(STORED ROWS)
_ _ _ _ _

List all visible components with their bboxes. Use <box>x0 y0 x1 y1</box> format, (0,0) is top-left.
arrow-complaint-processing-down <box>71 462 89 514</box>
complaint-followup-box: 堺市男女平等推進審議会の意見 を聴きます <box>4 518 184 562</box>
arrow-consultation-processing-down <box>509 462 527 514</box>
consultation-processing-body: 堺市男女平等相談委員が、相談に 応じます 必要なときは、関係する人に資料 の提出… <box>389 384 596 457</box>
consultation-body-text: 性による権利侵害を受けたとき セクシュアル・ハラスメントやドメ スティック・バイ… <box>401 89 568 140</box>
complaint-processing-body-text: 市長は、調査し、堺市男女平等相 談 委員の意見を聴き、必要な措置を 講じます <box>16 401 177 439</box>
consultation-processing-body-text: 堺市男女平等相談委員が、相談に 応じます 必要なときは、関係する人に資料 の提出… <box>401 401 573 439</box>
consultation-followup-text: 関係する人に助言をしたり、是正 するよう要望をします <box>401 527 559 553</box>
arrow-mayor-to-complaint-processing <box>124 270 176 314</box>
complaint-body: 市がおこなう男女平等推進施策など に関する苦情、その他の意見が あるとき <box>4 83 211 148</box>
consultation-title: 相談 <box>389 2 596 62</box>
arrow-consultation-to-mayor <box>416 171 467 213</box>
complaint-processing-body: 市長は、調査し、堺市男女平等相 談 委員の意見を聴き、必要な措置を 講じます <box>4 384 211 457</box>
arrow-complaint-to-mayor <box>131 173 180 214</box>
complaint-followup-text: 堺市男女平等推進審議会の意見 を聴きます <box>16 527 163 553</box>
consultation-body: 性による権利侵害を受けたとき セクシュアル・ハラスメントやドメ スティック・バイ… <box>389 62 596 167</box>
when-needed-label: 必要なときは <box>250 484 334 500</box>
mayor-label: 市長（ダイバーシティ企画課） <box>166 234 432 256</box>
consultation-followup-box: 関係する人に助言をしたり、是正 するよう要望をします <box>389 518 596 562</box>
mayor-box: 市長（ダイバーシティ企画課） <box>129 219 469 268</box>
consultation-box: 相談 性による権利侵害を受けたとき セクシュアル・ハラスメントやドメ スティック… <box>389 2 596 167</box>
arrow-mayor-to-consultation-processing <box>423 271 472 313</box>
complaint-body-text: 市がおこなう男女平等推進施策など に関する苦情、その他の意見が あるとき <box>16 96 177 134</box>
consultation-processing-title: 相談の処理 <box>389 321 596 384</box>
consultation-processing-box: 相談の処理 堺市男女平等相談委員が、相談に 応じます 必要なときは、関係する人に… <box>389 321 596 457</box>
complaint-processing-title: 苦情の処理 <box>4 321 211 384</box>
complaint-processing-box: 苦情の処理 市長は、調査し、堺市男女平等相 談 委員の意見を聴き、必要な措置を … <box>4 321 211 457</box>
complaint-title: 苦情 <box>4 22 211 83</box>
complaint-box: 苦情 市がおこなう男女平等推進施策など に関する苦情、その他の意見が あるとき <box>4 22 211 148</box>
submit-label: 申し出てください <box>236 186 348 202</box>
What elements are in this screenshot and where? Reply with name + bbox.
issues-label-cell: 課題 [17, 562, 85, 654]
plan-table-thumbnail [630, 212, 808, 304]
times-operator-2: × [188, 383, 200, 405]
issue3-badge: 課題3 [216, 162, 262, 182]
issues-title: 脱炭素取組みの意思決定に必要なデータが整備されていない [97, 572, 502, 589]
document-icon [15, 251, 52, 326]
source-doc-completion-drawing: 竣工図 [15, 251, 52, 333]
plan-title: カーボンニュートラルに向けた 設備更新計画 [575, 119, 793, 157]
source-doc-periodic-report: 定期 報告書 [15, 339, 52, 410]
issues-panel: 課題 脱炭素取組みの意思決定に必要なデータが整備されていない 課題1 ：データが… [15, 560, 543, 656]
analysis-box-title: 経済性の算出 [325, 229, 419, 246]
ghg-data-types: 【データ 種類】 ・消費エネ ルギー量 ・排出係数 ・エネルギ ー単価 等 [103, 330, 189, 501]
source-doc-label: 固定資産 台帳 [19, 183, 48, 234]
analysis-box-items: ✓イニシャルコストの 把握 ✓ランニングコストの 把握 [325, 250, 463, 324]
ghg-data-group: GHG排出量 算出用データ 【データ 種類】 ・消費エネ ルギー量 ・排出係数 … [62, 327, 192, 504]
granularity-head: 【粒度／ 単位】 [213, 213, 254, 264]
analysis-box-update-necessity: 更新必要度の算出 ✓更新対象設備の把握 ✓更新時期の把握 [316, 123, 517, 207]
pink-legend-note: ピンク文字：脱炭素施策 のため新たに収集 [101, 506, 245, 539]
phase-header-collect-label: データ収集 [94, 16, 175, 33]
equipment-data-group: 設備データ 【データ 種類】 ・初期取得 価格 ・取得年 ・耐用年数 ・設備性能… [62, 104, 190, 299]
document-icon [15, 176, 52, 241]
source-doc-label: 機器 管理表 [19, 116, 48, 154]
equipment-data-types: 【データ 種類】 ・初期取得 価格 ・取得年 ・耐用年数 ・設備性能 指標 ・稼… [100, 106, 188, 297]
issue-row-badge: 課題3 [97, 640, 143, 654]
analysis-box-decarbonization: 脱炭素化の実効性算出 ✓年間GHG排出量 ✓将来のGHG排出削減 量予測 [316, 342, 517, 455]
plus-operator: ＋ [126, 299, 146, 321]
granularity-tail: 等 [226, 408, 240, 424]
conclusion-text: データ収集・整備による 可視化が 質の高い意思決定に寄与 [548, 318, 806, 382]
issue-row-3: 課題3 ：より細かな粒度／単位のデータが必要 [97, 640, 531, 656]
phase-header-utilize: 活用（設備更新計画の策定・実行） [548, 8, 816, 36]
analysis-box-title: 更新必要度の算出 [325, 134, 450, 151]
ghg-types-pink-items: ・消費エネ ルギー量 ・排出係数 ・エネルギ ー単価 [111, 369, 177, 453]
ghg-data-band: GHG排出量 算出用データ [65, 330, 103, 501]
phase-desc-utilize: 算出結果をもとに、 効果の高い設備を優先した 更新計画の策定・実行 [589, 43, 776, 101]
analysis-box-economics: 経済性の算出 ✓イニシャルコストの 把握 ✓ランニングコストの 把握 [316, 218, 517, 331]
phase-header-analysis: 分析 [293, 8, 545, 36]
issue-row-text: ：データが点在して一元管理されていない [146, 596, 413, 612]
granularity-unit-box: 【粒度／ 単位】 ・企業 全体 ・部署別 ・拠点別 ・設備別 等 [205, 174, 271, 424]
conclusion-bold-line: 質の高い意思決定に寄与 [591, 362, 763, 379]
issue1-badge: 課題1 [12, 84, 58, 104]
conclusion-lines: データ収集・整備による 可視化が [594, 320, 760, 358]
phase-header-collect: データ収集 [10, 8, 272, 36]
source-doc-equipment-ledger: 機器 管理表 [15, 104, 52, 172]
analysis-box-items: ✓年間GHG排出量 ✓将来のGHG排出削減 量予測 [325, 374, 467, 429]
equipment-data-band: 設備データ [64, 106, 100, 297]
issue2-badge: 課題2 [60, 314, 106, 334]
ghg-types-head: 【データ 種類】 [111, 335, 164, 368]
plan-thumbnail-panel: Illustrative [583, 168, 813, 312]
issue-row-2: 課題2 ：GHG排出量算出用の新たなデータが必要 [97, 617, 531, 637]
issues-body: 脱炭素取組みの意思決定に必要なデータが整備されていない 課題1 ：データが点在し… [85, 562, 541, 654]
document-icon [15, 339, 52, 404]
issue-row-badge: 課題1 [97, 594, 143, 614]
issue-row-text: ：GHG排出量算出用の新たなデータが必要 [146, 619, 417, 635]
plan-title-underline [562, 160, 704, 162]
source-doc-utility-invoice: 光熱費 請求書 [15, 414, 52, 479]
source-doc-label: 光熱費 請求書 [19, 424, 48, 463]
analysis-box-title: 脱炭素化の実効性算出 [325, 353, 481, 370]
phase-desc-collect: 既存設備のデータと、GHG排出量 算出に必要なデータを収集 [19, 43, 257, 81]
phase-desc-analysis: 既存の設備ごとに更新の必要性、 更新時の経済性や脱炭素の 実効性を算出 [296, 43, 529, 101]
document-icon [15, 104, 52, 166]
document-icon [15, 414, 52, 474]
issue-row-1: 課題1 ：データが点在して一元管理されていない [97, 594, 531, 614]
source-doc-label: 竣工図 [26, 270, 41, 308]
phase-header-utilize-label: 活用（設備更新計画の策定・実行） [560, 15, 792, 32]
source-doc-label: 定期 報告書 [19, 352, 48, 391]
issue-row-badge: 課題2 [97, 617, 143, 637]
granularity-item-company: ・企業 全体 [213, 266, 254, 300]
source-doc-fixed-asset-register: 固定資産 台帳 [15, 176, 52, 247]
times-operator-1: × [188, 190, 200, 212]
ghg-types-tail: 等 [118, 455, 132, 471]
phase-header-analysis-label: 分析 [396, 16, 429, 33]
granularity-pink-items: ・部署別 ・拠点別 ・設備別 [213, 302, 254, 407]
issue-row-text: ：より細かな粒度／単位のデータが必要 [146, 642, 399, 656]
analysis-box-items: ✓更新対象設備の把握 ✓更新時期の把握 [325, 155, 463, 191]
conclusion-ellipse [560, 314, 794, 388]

_ _ _ _ _

(DIRECTIVE)
Copy the records from the start through the line that contains "complaint-processing-body-text: 市長は、調査し、堺市男女平等相 談", swapping "bboxes" for "bounding boxes" and leaving everything else the same.

(PROBLEM SOLUTION)
List all visible components with their bounding boxes. Use <box>x0 y0 x1 y1</box> format, (0,0) is top-left.
arrow-complaint-processing-down <box>71 462 89 514</box>
complaint-followup-box: 堺市男女平等推進審議会の意見 を聴きます <box>4 518 184 562</box>
arrow-consultation-processing-down <box>509 462 527 514</box>
consultation-processing-body: 堺市男女平等相談委員が、相談に 応じます 必要なときは、関係する人に資料 の提出… <box>389 384 596 457</box>
consultation-body-text: 性による権利侵害を受けたとき セクシュアル・ハラスメントやドメ スティック・バイ… <box>401 89 568 140</box>
complaint-processing-body-text: 市長は、調査し、堺市男女平等相 談 委員の意見を聴き、必要な措置を 講じます <box>16 401 177 439</box>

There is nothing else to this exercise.